* WORK TO DO
Make an exact copy of the records, with the images left out.

** begin THE INPUT **

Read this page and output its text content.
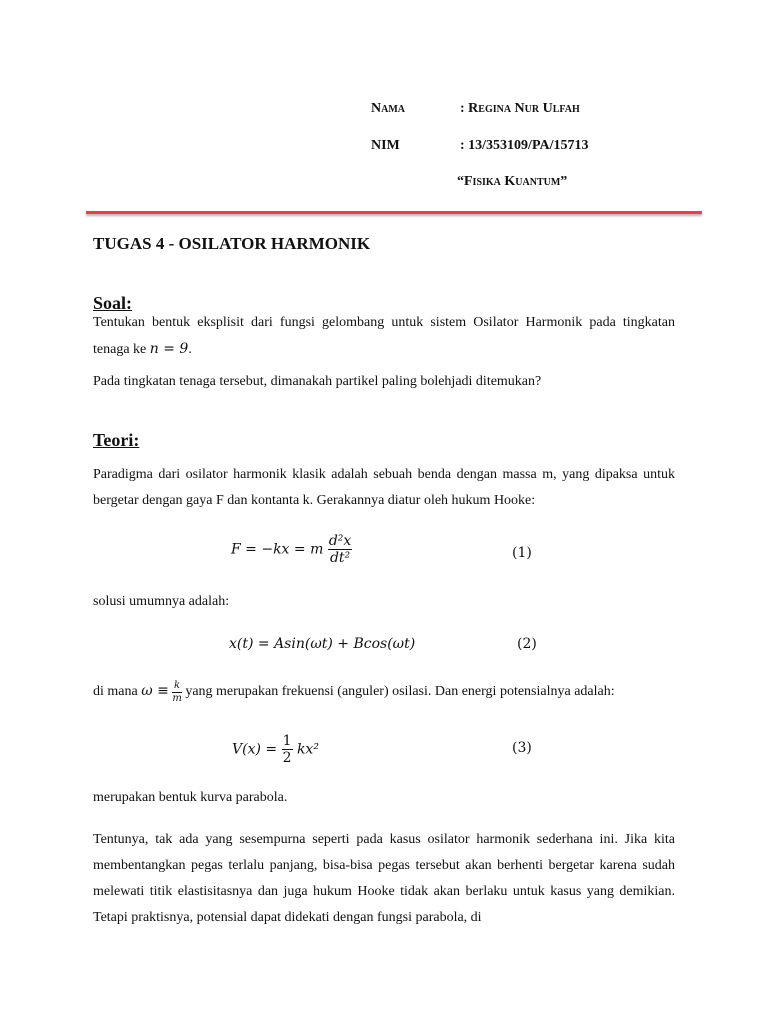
Nama	: Regina Nur Ulfah
NIM	: 13/353109/PA/15713
“Fisika Kuantum”
TUGAS 4 - OSILATOR HARMONIK
Soal:
Tentukan bentuk eksplisit dari fungsi gelombang untuk sistem Osilator Harmonik pada tingkatan tenaga ke n = 9.
Pada tingkatan tenaga tersebut, dimanakah partikel paling bolehjadi ditemukan?
Teori:
Paradigma dari osilator harmonik klasik adalah sebuah benda dengan massa m, yang dipaksa untuk bergetar dengan gaya F dan kontanta k. Gerakannya diatur oleh hukum Hooke:
F = −kx = m $\frac{\text{d²x}}{\text{dt²}}$	(1)
solusi umumnya adalah:
x(t) = Asin(ωt) + Bcos(ωt)	(2)
di mana $\omega \equiv \frac{k}{m}$ yang merupakan frekuensi (anguler) osilasi. Dan energi potensialnya adalah:
$V(x) = \frac{1}{2} kx^2$	(3)
merupakan bentuk kurva parabola.
Tentunya, tak ada yang sesempurna seperti pada kasus osilator harmonik sederhana ini. Jika kita membentangkan pegas terlalu panjang, bisa-bisa pegas tersebut akan berhenti bergetar karena sudah melewati titik elastisitasnya dan juga hukum Hooke tidak akan berlaku untuk kasus yang demikian. Tetapi praktisnya, potensial dapat didekati dengan fungsi parabola, di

** end THE INPUT **

* EXERCISE ANSWER
Read this page and output its text content.
Nama	: Regina Nur Ulfah
NIM	: 13/353109/PA/15713
“Fisika Kuantum”
TUGAS 4 - OSILATOR HARMONIK
Soal:
Tentukan bentuk eksplisit dari fungsi gelombang untuk sistem Osilator Harmonik pada tingkatan tenaga ke n = 9.
Pada tingkatan tenaga tersebut, dimanakah partikel paling bolehjadi ditemukan?
Teori:
Paradigma dari osilator harmonik klasik adalah sebuah benda dengan massa m, yang dipaksa untuk bergetar dengan gaya F dan kontanta k. Gerakannya diatur oleh hukum Hooke:
F = −kx = m $\frac{\text{d²x}}{\text{dt²}}$	(1)
solusi umumnya adalah:
x(t) = Asin(ωt) + Bcos(ωt)	(2)
di mana $\omega \equiv \frac{k}{m}$ yang merupakan frekuensi (anguler) osilasi. Dan energi potensialnya adalah:
$V(x) = \frac{1}{2} kx^2$	(3)
merupakan bentuk kurva parabola.
Tentunya, tak ada yang sesempurna seperti pada kasus osilator harmonik sederhana ini. Jika kita membentangkan pegas terlalu panjang, bisa-bisa pegas tersebut akan berhenti bergetar karena sudah melewati titik elastisitasnya dan juga hukum Hooke tidak akan berlaku untuk kasus yang demikian. Tetapi praktisnya, potensial dapat didekati dengan fungsi parabola, di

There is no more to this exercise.